### [RECORDS PROVIDED]
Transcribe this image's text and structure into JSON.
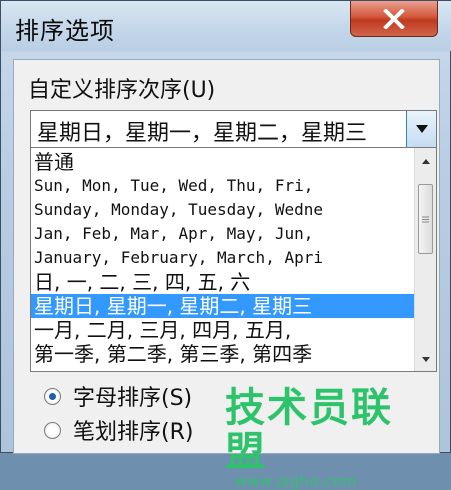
{
  "window": {
    "title": "排序选项",
    "close_icon": "close-icon"
  },
  "custom_order": {
    "label": "自定义排序次序(U)",
    "selected_value": "星期日，星期一，星期二，星期三",
    "list_items": [
      "普通",
      "Sun, Mon, Tue, Wed, Thu, Fri,",
      "Sunday, Monday, Tuesday, Wedne",
      "Jan, Feb, Mar, Apr, May, Jun,",
      "January, February, March, Apri",
      "日, 一, 二, 三, 四, 五, 六",
      "星期日, 星期一, 星期二, 星期三",
      "一月, 二月, 三月, 四月, 五月,",
      "第一季, 第二季, 第三季, 第四季"
    ],
    "selected_index": 6
  },
  "sort_method": {
    "options": [
      "字母排序(S)",
      "笔划排序(R)"
    ],
    "checked_index": 0
  },
  "watermark": {
    "text": "技术员联盟",
    "url": "www.jsgho.com"
  },
  "colors": {
    "selection": "#3399ff",
    "watermark": "#2dc36b",
    "close_button": "#c03a1f"
  }
}
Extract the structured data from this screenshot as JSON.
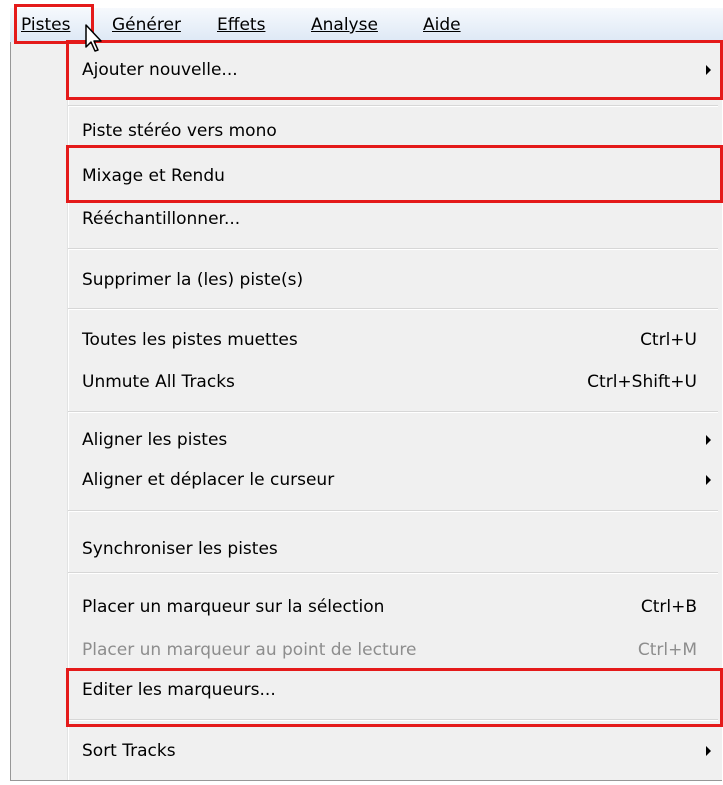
{
  "menubar": {
    "items": [
      {
        "label": "Pistes"
      },
      {
        "label": "Générer"
      },
      {
        "label": "Effets"
      },
      {
        "label": "Analyse"
      },
      {
        "label": "Aide"
      }
    ]
  },
  "menu": {
    "items": [
      {
        "label": "Ajouter nouvelle...",
        "submenu": true
      },
      {
        "label": "Piste stéréo vers mono"
      },
      {
        "label": "Mixage et Rendu"
      },
      {
        "label": "Rééchantillonner..."
      },
      {
        "label": "Supprimer la (les) piste(s)"
      },
      {
        "label": "Toutes les pistes muettes",
        "shortcut": "Ctrl+U"
      },
      {
        "label": "Unmute All Tracks",
        "shortcut": "Ctrl+Shift+U"
      },
      {
        "label": "Aligner les pistes",
        "submenu": true
      },
      {
        "label": "Aligner et déplacer le curseur",
        "submenu": true
      },
      {
        "label": "Synchroniser les pistes"
      },
      {
        "label": "Placer un marqueur sur la sélection",
        "shortcut": "Ctrl+B"
      },
      {
        "label": "Placer un marqueur au point de lecture",
        "shortcut": "Ctrl+M",
        "disabled": true
      },
      {
        "label": "Editer les marqueurs..."
      },
      {
        "label": "Sort Tracks",
        "submenu": true
      }
    ]
  },
  "colors": {
    "highlight": "#e41a1a",
    "disabled_text": "#8d8d8d"
  }
}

### [EXERCISE GOAL]
Transcribe all of the material exactly, leaving out whatever pictures it contains.

### [CORRECT ANSWER]
Transcribe this image's text and structure into JSON.
{
  "window": {
    "title": "排序选项",
    "close_icon": "close-icon"
  },
  "custom_order": {
    "label": "自定义排序次序(U)",
    "selected_value": "星期日，星期一，星期二，星期三",
    "list_items": [
      "普通",
      "Sun, Mon, Tue, Wed, Thu, Fri,",
      "Sunday, Monday, Tuesday, Wedne",
      "Jan, Feb, Mar, Apr, May, Jun,",
      "January, February, March, Apri",
      "日, 一, 二, 三, 四, 五, 六",
      "星期日, 星期一, 星期二, 星期三",
      "一月, 二月, 三月, 四月, 五月,",
      "第一季, 第二季, 第三季, 第四季"
    ],
    "selected_index": 6
  },
  "sort_method": {
    "options": [
      "字母排序(S)",
      "笔划排序(R)"
    ],
    "checked_index": 0
  },
  "watermark": {
    "text": "技术员联盟",
    "url": "www.jsgho.com"
  },
  "colors": {
    "selection": "#3399ff",
    "watermark": "#2dc36b",
    "close_button": "#c03a1f"
  }
}
Extract the structured data from this screenshot as JSON.
{
  "menubar": {
    "items": [
      {
        "label": "Pistes"
      },
      {
        "label": "Générer"
      },
      {
        "label": "Effets"
      },
      {
        "label": "Analyse"
      },
      {
        "label": "Aide"
      }
    ]
  },
  "menu": {
    "items": [
      {
        "label": "Ajouter nouvelle...",
        "submenu": true
      },
      {
        "label": "Piste stéréo vers mono"
      },
      {
        "label": "Mixage et Rendu"
      },
      {
        "label": "Rééchantillonner..."
      },
      {
        "label": "Supprimer la (les) piste(s)"
      },
      {
        "label": "Toutes les pistes muettes",
        "shortcut": "Ctrl+U"
      },
      {
        "label": "Unmute All Tracks",
        "shortcut": "Ctrl+Shift+U"
      },
      {
        "label": "Aligner les pistes",
        "submenu": true
      },
      {
        "label": "Aligner et déplacer le curseur",
        "submenu": true
      },
      {
        "label": "Synchroniser les pistes"
      },
      {
        "label": "Placer un marqueur sur la sélection",
        "shortcut": "Ctrl+B"
      },
      {
        "label": "Placer un marqueur au point de lecture",
        "shortcut": "Ctrl+M",
        "disabled": true
      },
      {
        "label": "Editer les marqueurs..."
      },
      {
        "label": "Sort Tracks",
        "submenu": true
      }
    ]
  },
  "colors": {
    "highlight": "#e41a1a",
    "disabled_text": "#8d8d8d"
  }
}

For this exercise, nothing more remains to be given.